[Some records]
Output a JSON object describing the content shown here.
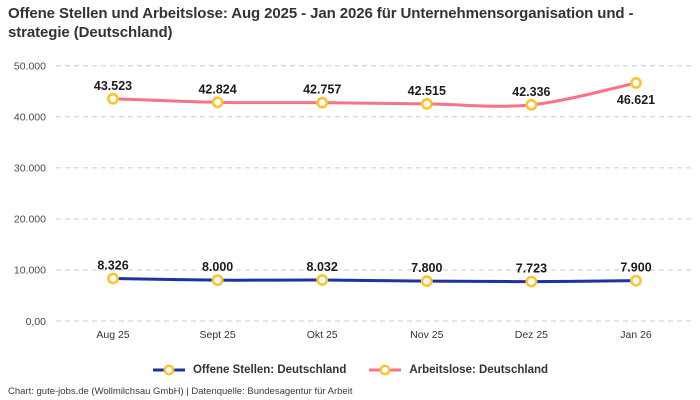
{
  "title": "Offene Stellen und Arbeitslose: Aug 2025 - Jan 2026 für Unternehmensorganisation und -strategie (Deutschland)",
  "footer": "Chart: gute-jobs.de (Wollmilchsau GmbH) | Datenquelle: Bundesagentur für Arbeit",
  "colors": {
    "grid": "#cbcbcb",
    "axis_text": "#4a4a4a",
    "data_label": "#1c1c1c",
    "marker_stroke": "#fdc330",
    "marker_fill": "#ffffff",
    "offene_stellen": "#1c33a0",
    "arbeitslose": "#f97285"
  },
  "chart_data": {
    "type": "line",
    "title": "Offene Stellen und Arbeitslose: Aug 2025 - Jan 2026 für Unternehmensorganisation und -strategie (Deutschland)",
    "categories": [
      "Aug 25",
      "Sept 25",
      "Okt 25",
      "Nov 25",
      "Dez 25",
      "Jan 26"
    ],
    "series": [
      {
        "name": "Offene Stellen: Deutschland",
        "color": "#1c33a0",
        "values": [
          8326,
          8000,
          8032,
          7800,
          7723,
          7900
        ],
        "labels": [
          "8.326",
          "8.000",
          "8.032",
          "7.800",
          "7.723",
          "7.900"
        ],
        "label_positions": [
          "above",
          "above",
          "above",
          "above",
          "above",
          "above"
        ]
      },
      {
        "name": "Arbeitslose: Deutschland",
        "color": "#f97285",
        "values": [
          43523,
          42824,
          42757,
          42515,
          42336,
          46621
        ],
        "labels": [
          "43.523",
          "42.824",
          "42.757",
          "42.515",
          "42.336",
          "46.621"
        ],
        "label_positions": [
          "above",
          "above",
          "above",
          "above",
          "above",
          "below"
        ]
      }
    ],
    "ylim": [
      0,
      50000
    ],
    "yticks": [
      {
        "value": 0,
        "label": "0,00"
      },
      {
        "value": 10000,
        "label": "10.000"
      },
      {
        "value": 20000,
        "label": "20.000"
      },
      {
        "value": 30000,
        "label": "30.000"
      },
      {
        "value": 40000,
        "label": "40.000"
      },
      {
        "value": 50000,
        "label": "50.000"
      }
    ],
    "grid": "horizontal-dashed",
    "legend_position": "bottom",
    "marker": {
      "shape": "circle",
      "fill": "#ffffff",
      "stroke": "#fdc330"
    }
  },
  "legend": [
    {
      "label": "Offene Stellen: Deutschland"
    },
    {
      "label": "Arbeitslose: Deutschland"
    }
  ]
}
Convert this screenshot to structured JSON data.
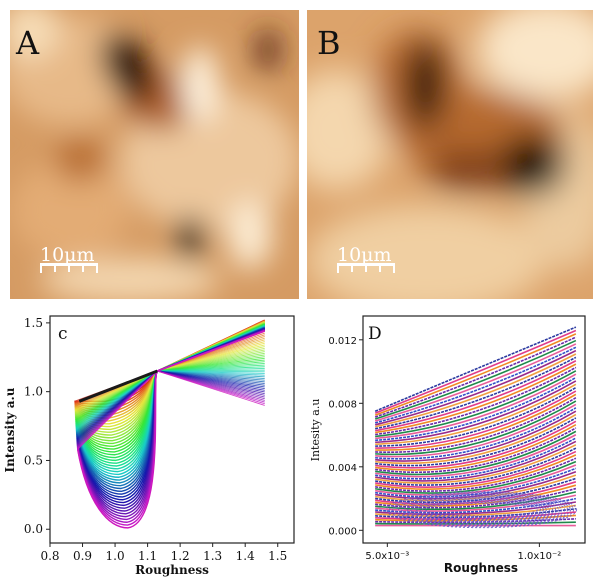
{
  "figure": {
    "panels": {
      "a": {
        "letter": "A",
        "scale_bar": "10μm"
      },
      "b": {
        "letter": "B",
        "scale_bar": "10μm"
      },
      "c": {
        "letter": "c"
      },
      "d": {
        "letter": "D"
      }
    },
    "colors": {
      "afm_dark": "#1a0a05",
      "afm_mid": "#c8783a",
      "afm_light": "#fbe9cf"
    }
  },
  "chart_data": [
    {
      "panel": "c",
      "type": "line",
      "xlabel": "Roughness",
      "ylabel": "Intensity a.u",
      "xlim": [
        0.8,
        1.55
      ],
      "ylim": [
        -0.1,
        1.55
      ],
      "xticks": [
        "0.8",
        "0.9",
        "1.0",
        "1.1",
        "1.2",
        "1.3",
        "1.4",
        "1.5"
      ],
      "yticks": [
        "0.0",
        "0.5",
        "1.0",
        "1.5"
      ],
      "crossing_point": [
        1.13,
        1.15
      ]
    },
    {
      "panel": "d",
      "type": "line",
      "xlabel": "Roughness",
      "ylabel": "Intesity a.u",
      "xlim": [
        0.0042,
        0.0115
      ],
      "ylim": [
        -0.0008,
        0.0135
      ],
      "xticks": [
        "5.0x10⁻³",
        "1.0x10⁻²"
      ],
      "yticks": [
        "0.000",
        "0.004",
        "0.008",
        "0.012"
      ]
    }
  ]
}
---
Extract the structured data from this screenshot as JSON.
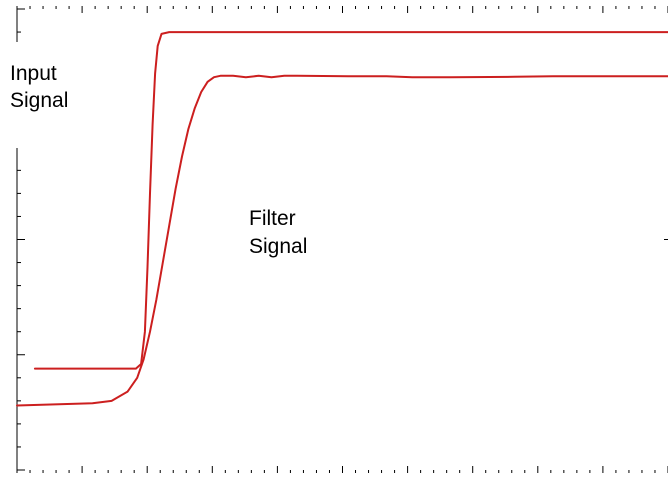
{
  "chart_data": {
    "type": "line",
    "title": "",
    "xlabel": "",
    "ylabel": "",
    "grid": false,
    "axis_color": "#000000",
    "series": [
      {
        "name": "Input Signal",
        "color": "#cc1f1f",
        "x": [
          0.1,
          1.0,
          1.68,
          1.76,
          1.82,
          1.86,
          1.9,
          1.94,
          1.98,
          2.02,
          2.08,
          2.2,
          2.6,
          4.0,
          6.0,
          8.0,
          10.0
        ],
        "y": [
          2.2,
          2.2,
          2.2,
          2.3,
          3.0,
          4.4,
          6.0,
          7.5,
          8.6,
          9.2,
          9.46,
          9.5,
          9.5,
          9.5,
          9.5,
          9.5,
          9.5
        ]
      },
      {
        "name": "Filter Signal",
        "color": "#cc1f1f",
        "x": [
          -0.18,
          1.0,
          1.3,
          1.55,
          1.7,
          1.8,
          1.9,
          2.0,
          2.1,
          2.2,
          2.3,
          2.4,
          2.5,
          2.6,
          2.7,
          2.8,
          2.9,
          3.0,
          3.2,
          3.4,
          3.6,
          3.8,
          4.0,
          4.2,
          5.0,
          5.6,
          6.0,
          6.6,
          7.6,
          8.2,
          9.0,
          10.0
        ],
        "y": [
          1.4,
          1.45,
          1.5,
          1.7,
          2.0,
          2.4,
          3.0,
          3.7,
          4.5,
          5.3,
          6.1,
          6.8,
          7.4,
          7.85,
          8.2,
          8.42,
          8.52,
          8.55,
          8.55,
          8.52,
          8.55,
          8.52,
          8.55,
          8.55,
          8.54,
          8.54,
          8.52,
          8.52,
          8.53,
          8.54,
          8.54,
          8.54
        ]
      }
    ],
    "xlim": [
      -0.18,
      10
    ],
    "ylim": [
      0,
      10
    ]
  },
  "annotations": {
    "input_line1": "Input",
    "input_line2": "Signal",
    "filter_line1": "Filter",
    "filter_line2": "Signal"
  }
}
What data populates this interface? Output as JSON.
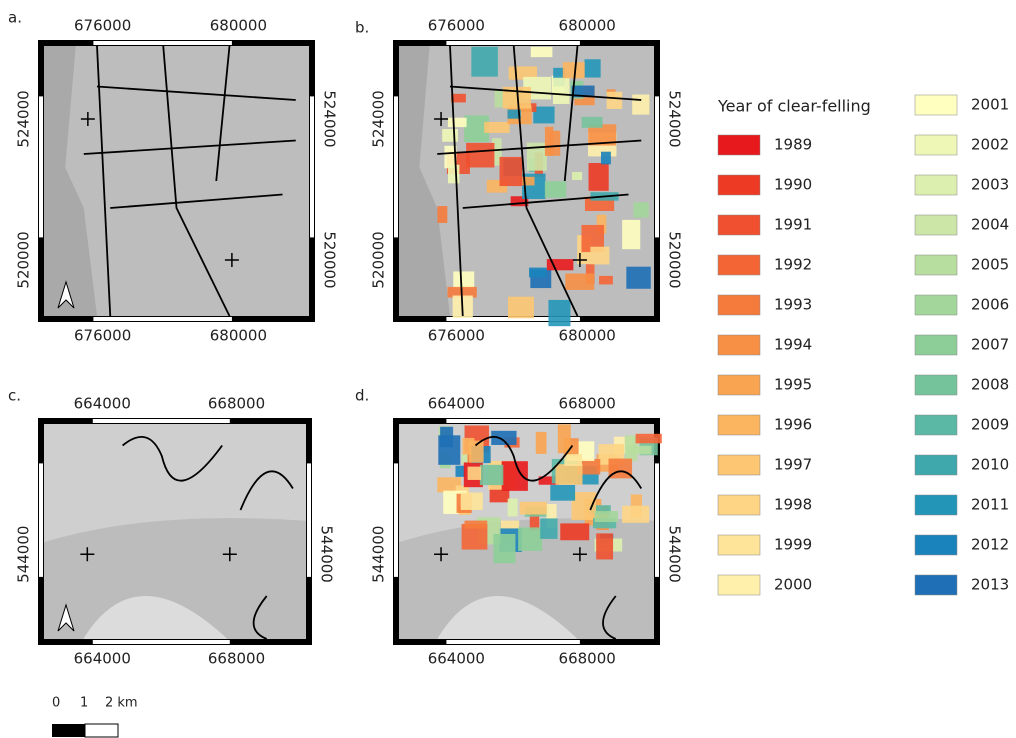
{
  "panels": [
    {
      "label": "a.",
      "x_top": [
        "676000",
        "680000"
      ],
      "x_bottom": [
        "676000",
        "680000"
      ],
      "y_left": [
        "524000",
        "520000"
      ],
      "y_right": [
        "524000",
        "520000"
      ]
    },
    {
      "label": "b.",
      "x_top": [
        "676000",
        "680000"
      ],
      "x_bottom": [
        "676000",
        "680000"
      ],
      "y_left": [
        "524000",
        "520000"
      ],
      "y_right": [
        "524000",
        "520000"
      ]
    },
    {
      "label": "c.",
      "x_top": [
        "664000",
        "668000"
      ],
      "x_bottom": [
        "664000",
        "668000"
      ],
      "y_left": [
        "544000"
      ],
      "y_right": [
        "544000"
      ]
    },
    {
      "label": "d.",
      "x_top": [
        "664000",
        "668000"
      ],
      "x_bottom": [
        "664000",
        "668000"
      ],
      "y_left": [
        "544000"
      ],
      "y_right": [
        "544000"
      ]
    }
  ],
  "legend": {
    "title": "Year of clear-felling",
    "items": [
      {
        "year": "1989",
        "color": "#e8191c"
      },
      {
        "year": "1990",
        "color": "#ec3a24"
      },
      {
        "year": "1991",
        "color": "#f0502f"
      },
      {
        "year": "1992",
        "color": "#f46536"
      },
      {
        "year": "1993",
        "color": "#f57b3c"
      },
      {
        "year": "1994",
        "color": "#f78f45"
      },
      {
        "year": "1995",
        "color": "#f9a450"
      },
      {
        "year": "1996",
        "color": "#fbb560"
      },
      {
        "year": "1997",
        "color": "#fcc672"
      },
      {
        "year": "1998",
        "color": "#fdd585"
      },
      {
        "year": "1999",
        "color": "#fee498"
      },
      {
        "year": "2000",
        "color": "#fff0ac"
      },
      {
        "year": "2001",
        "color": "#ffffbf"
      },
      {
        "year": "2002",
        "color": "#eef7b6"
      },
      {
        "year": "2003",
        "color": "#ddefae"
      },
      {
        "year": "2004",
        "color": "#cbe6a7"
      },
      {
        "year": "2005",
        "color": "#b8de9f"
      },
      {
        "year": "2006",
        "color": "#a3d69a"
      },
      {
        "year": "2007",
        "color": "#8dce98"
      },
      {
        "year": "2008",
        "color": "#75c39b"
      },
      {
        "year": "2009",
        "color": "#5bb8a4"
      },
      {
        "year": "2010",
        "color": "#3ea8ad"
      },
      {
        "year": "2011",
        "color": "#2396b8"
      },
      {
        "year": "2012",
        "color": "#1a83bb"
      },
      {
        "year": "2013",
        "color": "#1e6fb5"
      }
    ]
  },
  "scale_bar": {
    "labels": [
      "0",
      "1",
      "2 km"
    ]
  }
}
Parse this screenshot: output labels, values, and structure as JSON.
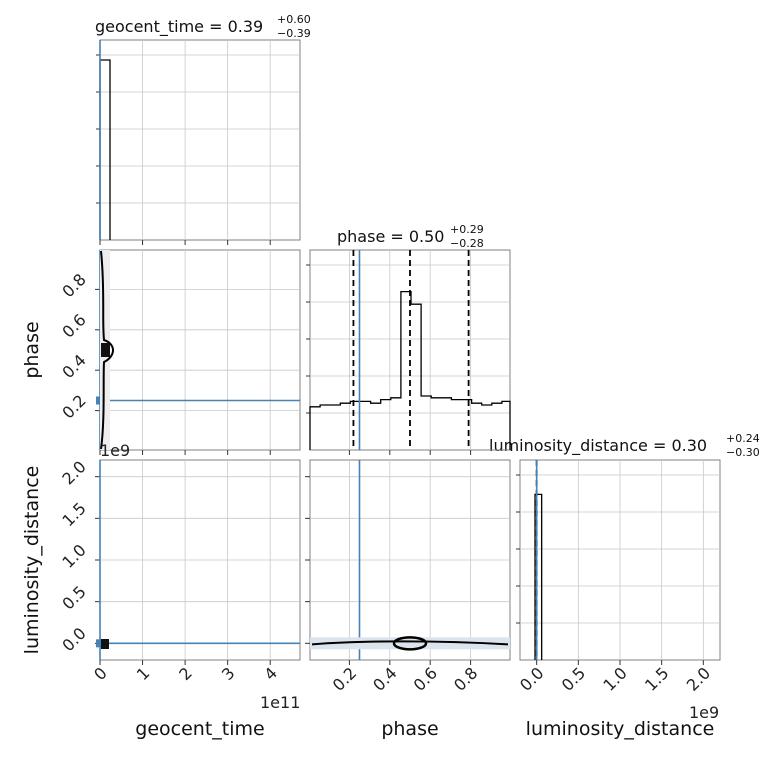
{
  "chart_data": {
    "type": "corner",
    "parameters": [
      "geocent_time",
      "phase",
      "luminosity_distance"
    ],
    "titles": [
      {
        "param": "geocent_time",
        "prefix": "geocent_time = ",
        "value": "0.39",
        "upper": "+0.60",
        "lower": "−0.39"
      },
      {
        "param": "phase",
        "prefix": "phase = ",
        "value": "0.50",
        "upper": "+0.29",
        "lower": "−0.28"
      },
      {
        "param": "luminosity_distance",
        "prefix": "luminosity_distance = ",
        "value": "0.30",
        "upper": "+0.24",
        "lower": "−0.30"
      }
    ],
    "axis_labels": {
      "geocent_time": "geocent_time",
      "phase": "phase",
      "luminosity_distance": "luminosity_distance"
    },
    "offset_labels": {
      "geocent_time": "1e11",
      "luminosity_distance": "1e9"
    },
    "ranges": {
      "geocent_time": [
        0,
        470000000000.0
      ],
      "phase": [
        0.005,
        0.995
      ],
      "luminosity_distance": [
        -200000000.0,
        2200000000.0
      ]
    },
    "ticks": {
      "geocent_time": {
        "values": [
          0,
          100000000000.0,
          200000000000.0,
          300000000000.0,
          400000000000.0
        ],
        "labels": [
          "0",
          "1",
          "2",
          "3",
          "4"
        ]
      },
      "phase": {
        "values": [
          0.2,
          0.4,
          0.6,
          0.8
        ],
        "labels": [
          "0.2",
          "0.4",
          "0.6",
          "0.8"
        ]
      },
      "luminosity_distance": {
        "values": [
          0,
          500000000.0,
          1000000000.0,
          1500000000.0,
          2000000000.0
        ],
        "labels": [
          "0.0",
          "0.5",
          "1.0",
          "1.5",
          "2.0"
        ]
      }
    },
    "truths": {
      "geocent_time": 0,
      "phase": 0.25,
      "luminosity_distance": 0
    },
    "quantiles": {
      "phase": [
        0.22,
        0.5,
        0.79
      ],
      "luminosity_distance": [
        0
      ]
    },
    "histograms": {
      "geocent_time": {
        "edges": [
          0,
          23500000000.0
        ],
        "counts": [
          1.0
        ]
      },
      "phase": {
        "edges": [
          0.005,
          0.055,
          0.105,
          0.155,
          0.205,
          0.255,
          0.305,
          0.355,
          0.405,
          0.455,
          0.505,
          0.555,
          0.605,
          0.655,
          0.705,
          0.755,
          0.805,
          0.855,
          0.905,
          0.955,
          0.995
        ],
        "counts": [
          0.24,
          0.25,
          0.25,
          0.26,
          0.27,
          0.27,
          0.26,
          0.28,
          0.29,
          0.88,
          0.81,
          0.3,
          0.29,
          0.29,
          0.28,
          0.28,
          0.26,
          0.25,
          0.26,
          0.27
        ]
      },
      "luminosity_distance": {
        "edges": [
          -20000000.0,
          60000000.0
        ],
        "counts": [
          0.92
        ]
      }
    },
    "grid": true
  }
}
---
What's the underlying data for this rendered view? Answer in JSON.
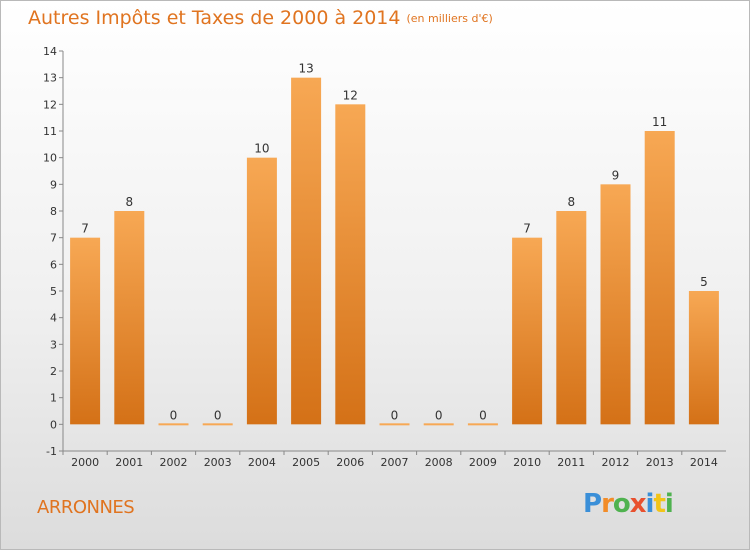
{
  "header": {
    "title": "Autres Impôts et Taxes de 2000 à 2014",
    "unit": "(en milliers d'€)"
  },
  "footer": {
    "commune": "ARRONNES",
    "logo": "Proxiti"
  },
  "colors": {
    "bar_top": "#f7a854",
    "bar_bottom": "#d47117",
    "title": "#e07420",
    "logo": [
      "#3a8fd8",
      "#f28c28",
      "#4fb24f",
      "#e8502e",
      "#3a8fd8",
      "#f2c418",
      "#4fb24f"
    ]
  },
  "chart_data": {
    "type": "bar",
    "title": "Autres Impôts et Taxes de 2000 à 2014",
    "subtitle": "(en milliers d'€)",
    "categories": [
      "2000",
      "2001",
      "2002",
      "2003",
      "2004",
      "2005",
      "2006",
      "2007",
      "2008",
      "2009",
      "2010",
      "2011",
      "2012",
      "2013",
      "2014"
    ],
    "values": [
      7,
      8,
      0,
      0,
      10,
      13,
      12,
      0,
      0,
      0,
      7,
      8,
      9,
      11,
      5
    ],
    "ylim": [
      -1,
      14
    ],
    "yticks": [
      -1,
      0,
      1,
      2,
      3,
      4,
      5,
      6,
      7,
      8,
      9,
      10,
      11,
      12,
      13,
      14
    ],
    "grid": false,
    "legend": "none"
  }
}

▸ GOAL: Using the records given above, list every line that includes the word "structured".

▸ EXERCISE SOLUTION:
Convert this screenshot to structured JSON data.
Extract the structured data from this screenshot as JSON.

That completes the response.